Given request
Say how many lines in the records include the string "computation", adding no other words.

Excerpted data
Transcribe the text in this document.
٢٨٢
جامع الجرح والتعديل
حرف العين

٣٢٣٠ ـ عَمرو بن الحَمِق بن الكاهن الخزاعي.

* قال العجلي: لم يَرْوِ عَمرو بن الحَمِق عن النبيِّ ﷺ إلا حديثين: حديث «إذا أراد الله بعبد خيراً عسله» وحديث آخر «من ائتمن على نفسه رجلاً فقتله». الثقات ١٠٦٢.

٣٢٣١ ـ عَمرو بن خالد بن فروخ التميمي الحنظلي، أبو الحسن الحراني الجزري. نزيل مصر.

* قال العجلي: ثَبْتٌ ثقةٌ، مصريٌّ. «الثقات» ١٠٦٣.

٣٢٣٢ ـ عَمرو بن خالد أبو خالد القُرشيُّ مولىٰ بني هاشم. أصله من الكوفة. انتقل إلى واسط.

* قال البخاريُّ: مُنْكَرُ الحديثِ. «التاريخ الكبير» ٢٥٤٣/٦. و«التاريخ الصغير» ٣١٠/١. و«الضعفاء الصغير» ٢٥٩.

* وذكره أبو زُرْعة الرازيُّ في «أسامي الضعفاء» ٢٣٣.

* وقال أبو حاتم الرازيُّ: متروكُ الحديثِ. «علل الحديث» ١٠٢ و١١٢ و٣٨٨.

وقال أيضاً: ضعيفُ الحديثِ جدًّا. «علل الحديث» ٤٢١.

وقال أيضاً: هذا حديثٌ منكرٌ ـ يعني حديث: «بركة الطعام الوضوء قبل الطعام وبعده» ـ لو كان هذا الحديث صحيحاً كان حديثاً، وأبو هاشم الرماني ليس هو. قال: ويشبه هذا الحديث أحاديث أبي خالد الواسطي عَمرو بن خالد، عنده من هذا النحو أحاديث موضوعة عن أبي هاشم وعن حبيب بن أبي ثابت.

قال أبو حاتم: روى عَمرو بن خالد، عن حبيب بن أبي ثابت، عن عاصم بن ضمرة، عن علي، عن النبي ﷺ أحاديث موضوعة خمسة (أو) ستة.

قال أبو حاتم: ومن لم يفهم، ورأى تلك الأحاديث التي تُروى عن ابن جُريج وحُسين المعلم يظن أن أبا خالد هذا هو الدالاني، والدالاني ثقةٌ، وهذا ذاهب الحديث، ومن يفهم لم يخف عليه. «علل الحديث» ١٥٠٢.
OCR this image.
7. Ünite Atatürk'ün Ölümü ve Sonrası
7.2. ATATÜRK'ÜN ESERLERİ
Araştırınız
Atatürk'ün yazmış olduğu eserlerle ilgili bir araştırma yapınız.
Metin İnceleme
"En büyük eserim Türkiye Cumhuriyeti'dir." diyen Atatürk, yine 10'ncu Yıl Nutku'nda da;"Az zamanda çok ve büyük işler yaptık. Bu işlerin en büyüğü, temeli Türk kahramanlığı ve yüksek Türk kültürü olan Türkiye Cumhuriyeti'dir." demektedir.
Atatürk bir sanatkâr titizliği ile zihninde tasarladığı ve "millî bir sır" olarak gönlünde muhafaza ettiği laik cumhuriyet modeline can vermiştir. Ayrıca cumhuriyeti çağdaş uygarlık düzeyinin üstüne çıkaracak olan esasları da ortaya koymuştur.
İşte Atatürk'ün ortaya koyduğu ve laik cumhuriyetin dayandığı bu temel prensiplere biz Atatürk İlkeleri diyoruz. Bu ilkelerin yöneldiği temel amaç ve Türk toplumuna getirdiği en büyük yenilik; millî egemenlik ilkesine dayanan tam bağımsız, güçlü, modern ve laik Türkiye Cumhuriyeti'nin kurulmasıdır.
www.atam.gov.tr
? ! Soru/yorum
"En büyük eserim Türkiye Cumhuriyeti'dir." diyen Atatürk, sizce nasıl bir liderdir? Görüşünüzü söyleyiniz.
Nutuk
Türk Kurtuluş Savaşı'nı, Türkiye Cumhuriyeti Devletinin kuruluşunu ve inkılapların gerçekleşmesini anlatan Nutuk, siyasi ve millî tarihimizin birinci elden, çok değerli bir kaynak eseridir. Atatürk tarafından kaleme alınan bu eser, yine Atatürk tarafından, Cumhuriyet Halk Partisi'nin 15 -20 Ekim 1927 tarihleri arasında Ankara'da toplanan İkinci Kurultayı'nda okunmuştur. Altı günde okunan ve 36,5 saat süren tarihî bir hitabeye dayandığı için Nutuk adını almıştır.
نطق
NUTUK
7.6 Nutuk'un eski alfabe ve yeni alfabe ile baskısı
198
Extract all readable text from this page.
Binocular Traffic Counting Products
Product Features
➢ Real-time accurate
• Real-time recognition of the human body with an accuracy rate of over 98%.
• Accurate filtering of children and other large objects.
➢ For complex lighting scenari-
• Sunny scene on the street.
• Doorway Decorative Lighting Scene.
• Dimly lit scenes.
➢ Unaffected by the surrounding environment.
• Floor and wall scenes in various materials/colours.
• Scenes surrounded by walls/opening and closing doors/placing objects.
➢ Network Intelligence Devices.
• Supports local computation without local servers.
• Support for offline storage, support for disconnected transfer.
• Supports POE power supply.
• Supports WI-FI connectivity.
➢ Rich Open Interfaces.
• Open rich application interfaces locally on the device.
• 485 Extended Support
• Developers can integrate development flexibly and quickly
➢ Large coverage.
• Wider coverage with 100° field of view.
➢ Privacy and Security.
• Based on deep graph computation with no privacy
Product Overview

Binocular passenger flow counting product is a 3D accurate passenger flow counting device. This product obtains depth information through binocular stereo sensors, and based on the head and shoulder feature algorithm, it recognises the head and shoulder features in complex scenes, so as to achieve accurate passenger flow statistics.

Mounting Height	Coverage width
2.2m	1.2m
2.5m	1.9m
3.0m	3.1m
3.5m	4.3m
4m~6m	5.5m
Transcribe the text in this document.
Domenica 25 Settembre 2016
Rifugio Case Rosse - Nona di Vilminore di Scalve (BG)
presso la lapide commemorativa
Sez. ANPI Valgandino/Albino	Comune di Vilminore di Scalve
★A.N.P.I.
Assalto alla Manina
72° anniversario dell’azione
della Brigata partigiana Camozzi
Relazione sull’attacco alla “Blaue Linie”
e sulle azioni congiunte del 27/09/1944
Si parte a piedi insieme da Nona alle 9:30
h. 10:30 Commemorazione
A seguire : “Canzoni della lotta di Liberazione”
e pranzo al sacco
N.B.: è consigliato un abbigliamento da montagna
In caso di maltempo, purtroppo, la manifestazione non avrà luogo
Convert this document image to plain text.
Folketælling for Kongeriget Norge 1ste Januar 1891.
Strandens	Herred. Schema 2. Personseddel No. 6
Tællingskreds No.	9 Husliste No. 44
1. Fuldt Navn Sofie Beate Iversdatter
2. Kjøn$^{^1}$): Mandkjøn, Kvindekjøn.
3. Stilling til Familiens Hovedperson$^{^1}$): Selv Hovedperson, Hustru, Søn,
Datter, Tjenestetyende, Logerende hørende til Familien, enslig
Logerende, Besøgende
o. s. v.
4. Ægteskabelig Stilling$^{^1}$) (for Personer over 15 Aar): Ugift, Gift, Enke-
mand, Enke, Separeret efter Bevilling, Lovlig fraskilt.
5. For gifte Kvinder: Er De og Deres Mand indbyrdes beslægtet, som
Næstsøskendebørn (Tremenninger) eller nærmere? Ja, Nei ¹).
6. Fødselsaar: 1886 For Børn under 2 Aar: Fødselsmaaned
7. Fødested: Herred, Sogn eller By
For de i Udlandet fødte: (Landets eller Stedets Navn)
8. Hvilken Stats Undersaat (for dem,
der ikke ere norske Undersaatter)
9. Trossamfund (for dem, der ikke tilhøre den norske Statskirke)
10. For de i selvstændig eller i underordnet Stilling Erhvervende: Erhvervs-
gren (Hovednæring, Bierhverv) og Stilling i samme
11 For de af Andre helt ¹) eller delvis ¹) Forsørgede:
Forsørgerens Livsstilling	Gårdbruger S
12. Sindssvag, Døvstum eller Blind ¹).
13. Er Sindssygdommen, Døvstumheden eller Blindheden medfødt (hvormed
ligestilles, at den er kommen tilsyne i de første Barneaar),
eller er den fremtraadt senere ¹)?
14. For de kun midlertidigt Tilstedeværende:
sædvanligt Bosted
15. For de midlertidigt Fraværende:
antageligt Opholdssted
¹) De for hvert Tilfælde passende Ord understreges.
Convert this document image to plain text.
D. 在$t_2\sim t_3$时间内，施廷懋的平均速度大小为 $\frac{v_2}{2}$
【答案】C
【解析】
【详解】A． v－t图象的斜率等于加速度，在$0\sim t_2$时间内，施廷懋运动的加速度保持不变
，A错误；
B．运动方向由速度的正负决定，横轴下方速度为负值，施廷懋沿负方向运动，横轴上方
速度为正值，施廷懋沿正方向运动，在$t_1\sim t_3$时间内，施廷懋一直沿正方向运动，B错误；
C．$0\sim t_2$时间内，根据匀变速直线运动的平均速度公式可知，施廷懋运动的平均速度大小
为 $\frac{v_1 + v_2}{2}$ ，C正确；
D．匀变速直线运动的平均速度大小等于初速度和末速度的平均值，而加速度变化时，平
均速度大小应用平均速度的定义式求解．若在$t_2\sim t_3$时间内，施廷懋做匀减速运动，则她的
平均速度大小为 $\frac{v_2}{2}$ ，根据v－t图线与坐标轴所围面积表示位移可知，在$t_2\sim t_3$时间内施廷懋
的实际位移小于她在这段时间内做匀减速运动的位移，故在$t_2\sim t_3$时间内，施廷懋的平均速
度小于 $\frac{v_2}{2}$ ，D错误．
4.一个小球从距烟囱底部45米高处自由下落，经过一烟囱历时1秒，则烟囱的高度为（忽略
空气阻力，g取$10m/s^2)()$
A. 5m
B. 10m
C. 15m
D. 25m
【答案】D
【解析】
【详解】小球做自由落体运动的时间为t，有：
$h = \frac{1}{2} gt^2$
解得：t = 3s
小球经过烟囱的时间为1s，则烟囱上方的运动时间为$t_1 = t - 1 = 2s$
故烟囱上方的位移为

Answer
2